[Dataset excerpts]
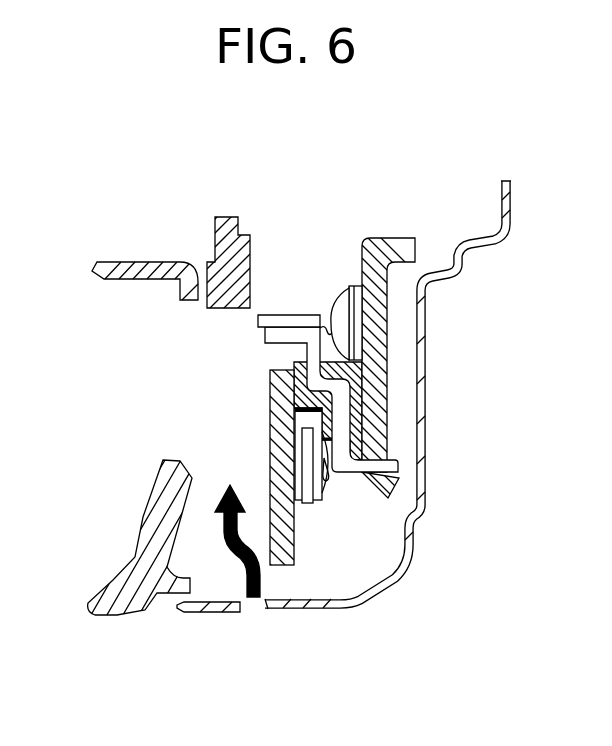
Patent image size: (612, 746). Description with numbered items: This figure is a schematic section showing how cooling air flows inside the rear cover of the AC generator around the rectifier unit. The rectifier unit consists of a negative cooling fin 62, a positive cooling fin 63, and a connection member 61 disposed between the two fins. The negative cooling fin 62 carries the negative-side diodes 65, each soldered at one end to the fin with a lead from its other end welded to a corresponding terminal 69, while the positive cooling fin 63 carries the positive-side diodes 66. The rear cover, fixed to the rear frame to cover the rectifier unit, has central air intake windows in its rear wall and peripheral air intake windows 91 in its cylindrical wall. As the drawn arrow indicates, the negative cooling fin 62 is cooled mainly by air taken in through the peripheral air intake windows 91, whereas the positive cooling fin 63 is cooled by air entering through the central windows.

The connection member 61 is at (305, 360).
The negative cooling fin 62 is at (288, 530).
The positive cooling fin 63 is at (393, 248).
The negative-side diode 65 is at (323, 478).
The positive-side diode 66 is at (337, 307).
The terminal 69 is at (352, 414).
The peripheral air intake window 91 is at (250, 607).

### Work instructions
Rewrite every item above with "rectifier unit" swapped for "rectifier assembly" and nothing else altered. Omit the pictures from your answer.

### Solution below
Patent image size: (612, 746). Description with numbered items: This figure is a schematic section showing how cooling air flows inside the rear cover of the AC generator around the rectifier assembly. The rectifier assembly consists of a negative cooling fin 62, a positive cooling fin 63, and a connection member 61 disposed between the two fins. The negative cooling fin 62 carries the negative-side diodes 65, each soldered at one end to the fin with a lead from its other end welded to a corresponding terminal 69, while the positive cooling fin 63 carries the positive-side diodes 66. The rear cover, fixed to the rear frame to cover the rectifier assembly, has central air intake windows in its rear wall and peripheral air intake windows 91 in its cylindrical wall. As the drawn arrow indicates, the negative cooling fin 62 is cooled mainly by air taken in through the peripheral air intake windows 91, whereas the positive cooling fin 63 is cooled by air entering through the central windows.

The connection member 61 is at (305, 360).
The negative cooling fin 62 is at (288, 530).
The positive cooling fin 63 is at (393, 248).
The negative-side diode 65 is at (323, 478).
The positive-side diode 66 is at (337, 307).
The terminal 69 is at (352, 414).
The peripheral air intake window 91 is at (250, 607).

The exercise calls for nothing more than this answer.